[Records from a dataset]

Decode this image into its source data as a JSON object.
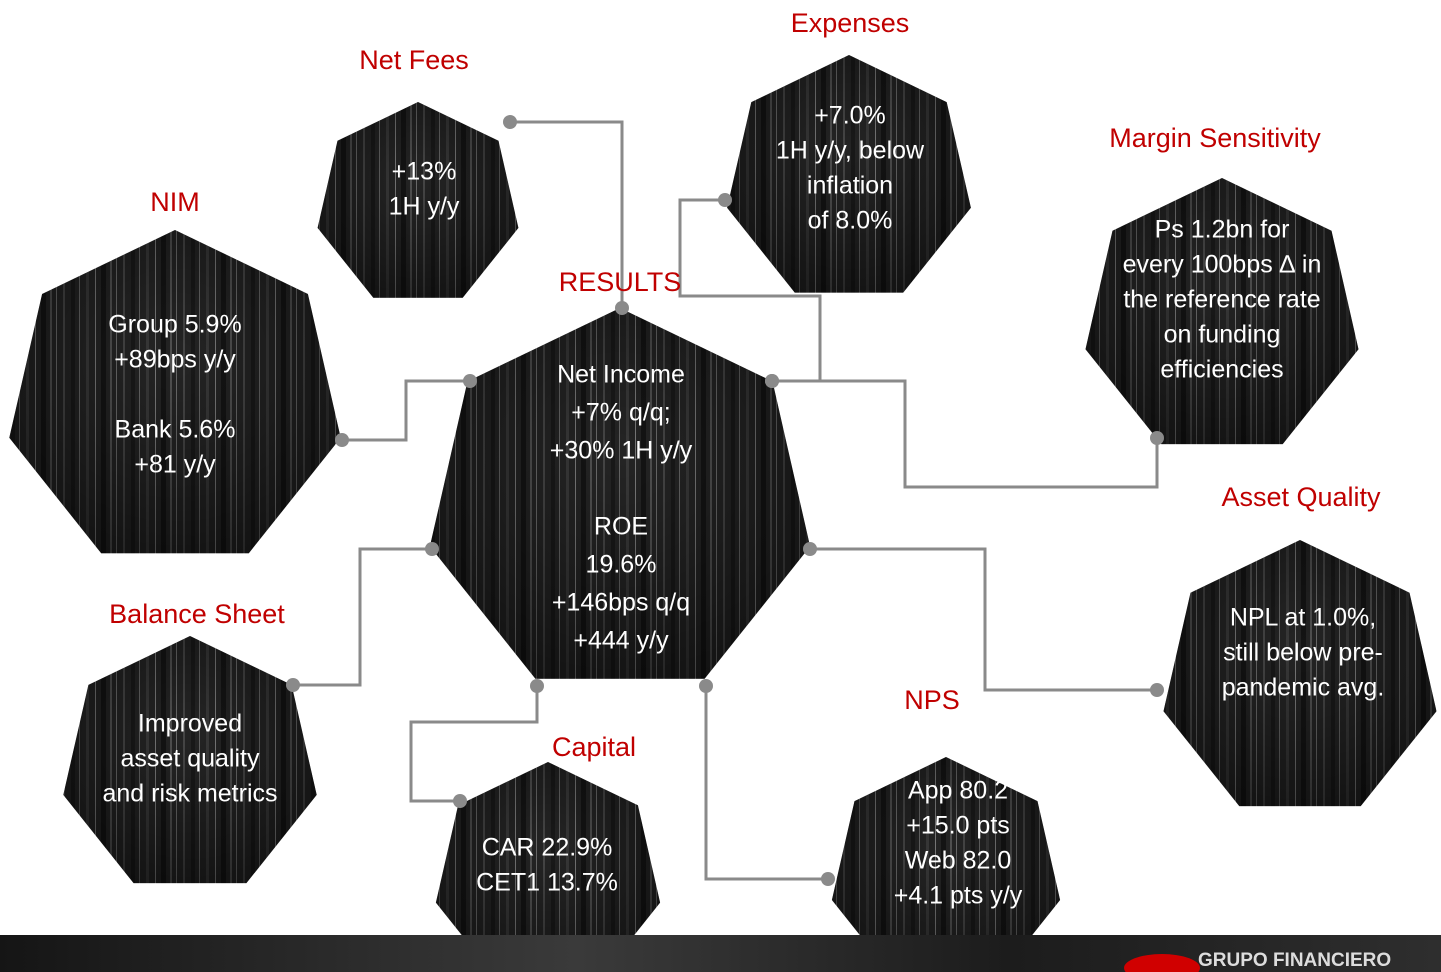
{
  "nodes": [
    {
      "title": "Net Fees",
      "body": [
        [
          "+13%",
          "1H y/y"
        ]
      ]
    },
    {
      "title": "Expenses",
      "body": [
        [
          "+7.0%",
          "1H y/y, below",
          "inflation",
          "of 8.0%"
        ]
      ]
    },
    {
      "title": "Margin Sensitivity",
      "body": [
        [
          "Ps 1.2bn for",
          "every 100bps ∆ in",
          "the reference rate",
          "on funding",
          "efficiencies"
        ]
      ]
    },
    {
      "title": "NIM",
      "body": [
        [
          "Group 5.9%",
          "+89bps  y/y"
        ],
        [
          "Bank 5.6%",
          "+81 y/y"
        ]
      ]
    },
    {
      "title": "RESULTS",
      "body": [
        [
          "Net Income",
          "+7% q/q;",
          "+30% 1H y/y"
        ],
        [
          "ROE",
          "19.6%",
          "+146bps q/q",
          "+444 y/y"
        ]
      ]
    },
    {
      "title": "Balance Sheet",
      "body": [
        [
          "Improved",
          "asset quality",
          "and risk metrics"
        ]
      ]
    },
    {
      "title": "Capital",
      "body": [
        [
          "CAR 22.9%",
          "CET1 13.7%"
        ]
      ]
    },
    {
      "title": "NPS",
      "body": [
        [
          "App 80.2",
          "+15.0 pts",
          "Web 82.0",
          "+4.1 pts y/y"
        ]
      ]
    },
    {
      "title": "Asset Quality",
      "body": [
        [
          "NPL at 1.0%,",
          "still below pre-",
          "pandemic avg."
        ]
      ]
    }
  ],
  "footer": {
    "logo": "GRUPO FINANCIERO"
  }
}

== Exercise brief ==
The pictures in the entries should be left out; output everything else exactly.

== Exercise answer ==
Decode this image into its source data as a JSON object.
{
  "nodes": [
    {
      "title": "Net Fees",
      "body": [
        [
          "+13%",
          "1H y/y"
        ]
      ]
    },
    {
      "title": "Expenses",
      "body": [
        [
          "+7.0%",
          "1H y/y, below",
          "inflation",
          "of 8.0%"
        ]
      ]
    },
    {
      "title": "Margin Sensitivity",
      "body": [
        [
          "Ps 1.2bn for",
          "every 100bps ∆ in",
          "the reference rate",
          "on funding",
          "efficiencies"
        ]
      ]
    },
    {
      "title": "NIM",
      "body": [
        [
          "Group 5.9%",
          "+89bps  y/y"
        ],
        [
          "Bank 5.6%",
          "+81 y/y"
        ]
      ]
    },
    {
      "title": "RESULTS",
      "body": [
        [
          "Net Income",
          "+7% q/q;",
          "+30% 1H y/y"
        ],
        [
          "ROE",
          "19.6%",
          "+146bps q/q",
          "+444 y/y"
        ]
      ]
    },
    {
      "title": "Balance Sheet",
      "body": [
        [
          "Improved",
          "asset quality",
          "and risk metrics"
        ]
      ]
    },
    {
      "title": "Capital",
      "body": [
        [
          "CAR 22.9%",
          "CET1 13.7%"
        ]
      ]
    },
    {
      "title": "NPS",
      "body": [
        [
          "App 80.2",
          "+15.0 pts",
          "Web 82.0",
          "+4.1 pts y/y"
        ]
      ]
    },
    {
      "title": "Asset Quality",
      "body": [
        [
          "NPL at 1.0%,",
          "still below pre-",
          "pandemic avg."
        ]
      ]
    }
  ],
  "footer": {
    "logo": "GRUPO FINANCIERO"
  }
}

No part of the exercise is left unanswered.